- [Texto fornecido]:
↓

É certo que cada um tem seu ritmo mas, num certo sentido, educação é um negócio como qualquer outro. Necessita alcançar posicionamento estratégico, apresentar eficiente desempenho organizacional, ser eficiente, gerar resultados e crescer “tantos por cento” em “x tempo”, para atender a demanda das famílias e da sociedade. Não sem razão, educação é pauta obrigatória da mídia.
Temos visto com preocupação a redução constante de alunos em estabelecimentos privados, numa verdadeira pulverização de clientela. Nem se diga que a concorrência é, sozinha, a principal responsável por tudo.
Educação é um grande negócio, posto ser uma necessidade prioritária do Brasil, em amplo processo de crescimento e que necessita responder às exigências de desenvolvimeto. A propósito, há inúmeros diagnósticos da educação brasileira. Estatísticas de diversos quilates estão disponíveis, a exemplo dos dados oficiais da educação brasileira (instituições públicas), compilados pelo Banco Mundial apresentam um retrato fidedigno do que ocorre no Brasil.
Por experiência, a partir do ponto de vista de prestador de serviços jurídicos na área educacional, ao longo de duas décadas, testemunhei diversos momentos de queixumes acerca da crise que se abate sobre as Escolas. Crise existe sim, mas alguém se lembra de algum momento existencial sem crise? Ao contrário da cantilena de sempre, não penso mal da concorrência, que é muito saudável. Aliás, devemos rever se a ela sempre deve ser imputada a adjetivação de predatória.
Num certo sentido, na busca de bom desempenho, tudo deve partir da operacionalização da gestão: seleção, formação e manutenção de equipe de elevado desempenho; treinamento; foco; medição de resultados; avaliação; excelência; motivação; aperfeiçoamento.
Para bem alcançar seus objetivos, a pessoa jurídica mantenedora de estabelecimento educacional deve manter, junto a sua Diretoria, uma equipe multidisciplinar e entrosada (administração, contábil, jurídica, marketing, financeira, pedagógica), focada nos objetivos institucionais, com seletos profissionais.
Esses pontos devem vir primeiro, para evitar que os problemas jurídicos que, inevitavelmente ocorrem, sejam expressões de custos financeiros, contingências, provisionamento em balanço e esfacelamento gradativo. É tão importante saber conduzir-se de acordo com as regras da sociedade, do mercado e do Estado, quanto bem defender-se.
Óbvio, não? Sim, é óbvio no discurso, mas conta-se nos dedos o número de estabelecimentos de educação que realmente investem e mantêm orçamento para o "algo mais". Estamos sempre no meio de alguma crise, por isso, a hora é de ágeis movimentos estratégicos.

↑

- [Requisitos da tarefa]:
Repita, sem mudar nada, o trecho do texto sobre educação como negócio que vai de "Educação é um grande" até "ocorre no Brasil.", inclusive. Use somente o texto como base.

- [Linhas extraídas]:
↓

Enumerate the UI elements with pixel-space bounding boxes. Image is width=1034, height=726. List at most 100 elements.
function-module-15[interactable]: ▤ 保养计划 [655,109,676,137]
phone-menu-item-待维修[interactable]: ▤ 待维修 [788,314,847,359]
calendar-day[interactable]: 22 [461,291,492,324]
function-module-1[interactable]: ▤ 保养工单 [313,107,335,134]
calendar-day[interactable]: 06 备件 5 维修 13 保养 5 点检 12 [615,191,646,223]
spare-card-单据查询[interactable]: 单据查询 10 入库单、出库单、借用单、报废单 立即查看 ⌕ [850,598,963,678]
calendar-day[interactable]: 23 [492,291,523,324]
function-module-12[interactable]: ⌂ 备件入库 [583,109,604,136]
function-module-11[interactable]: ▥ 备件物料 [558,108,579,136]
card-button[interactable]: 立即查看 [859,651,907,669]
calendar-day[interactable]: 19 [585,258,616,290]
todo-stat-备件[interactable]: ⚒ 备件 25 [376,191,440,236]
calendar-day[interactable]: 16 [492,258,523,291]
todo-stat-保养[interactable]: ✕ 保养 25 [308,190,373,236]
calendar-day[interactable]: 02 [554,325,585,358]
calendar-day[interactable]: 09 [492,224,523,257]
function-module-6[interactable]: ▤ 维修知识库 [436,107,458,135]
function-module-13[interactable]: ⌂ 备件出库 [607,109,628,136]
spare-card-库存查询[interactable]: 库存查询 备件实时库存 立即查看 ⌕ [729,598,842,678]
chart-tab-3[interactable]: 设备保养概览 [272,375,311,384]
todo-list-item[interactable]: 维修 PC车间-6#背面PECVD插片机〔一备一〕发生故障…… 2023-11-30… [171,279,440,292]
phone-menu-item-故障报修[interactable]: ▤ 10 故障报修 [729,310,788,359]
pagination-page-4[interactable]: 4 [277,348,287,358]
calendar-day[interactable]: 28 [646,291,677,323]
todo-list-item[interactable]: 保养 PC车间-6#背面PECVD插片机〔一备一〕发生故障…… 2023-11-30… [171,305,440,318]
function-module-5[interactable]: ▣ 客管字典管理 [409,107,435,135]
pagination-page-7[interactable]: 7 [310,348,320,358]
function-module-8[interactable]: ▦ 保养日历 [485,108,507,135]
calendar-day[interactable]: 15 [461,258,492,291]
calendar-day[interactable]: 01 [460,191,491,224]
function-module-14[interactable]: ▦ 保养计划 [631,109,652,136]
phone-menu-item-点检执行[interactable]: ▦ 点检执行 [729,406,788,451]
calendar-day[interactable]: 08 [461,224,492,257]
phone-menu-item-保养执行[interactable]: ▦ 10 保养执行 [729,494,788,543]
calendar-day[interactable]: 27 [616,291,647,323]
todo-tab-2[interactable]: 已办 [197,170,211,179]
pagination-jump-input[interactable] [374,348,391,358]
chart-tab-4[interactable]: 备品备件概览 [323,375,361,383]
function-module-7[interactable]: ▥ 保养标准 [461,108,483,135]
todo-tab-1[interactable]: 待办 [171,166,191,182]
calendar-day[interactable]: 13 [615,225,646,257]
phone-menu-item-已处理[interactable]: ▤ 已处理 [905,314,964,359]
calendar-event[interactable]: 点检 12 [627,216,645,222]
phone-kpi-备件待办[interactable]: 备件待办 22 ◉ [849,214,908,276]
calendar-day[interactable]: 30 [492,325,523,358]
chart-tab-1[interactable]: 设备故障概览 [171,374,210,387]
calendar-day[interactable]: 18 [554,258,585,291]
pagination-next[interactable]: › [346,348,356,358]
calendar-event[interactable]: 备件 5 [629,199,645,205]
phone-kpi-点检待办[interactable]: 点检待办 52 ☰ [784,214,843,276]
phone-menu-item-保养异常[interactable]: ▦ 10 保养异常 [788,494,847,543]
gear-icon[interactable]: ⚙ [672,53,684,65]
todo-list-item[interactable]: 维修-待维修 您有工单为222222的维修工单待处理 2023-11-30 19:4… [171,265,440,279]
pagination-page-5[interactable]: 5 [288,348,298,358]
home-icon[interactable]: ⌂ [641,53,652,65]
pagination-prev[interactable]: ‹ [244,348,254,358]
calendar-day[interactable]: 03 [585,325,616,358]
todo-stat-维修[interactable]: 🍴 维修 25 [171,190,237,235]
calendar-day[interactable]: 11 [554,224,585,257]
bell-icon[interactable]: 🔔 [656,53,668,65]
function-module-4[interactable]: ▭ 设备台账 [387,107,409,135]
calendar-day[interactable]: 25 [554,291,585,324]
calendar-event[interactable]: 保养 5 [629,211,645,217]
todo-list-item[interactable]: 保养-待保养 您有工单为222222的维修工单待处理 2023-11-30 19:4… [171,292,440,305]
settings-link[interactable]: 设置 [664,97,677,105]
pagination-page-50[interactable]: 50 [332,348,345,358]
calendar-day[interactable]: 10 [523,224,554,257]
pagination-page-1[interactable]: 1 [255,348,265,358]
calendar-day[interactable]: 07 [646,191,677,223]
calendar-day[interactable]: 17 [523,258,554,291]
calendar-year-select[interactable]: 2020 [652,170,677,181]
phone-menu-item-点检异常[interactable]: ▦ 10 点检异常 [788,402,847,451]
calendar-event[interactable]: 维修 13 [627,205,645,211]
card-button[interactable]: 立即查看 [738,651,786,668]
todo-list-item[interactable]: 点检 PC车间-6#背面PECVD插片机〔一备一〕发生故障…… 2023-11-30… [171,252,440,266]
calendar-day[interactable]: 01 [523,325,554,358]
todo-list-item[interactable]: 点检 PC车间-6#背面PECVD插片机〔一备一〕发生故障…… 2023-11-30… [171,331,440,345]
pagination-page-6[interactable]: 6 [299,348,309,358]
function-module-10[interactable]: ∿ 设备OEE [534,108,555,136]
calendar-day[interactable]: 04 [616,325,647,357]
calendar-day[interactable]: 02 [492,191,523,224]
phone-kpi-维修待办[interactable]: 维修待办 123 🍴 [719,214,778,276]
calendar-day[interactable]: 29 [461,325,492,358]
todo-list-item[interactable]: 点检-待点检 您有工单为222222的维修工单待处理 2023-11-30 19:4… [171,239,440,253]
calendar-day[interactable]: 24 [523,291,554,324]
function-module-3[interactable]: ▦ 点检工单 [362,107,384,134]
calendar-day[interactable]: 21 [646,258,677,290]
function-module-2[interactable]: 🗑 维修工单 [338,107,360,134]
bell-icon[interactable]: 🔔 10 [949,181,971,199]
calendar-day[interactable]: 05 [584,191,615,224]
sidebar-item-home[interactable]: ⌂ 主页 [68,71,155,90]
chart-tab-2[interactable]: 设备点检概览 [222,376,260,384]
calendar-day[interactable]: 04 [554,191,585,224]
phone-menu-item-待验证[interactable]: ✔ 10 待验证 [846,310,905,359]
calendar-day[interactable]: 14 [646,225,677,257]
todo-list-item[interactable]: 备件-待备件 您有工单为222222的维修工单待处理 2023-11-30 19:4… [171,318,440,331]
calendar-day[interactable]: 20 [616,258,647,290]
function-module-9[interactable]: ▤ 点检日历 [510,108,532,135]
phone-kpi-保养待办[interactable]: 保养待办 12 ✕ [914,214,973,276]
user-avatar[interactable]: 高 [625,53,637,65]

↑

- [Resposta escrita]:
Educação é um grande negócio, posto ser uma necessidade prioritária do Brasil, em amplo processo de crescimento e que necessita responder às exigências de desenvolvimeto. A propósito, há inúmeros diagnósticos da educação brasileira. Estatísticas de diversos quilates estão disponíveis, a exemplo dos dados oficiais da educação brasileira (instituições públicas), compilados pelo Banco Mundial apresentam um retrato fidedigno do que ocorre no Brasil.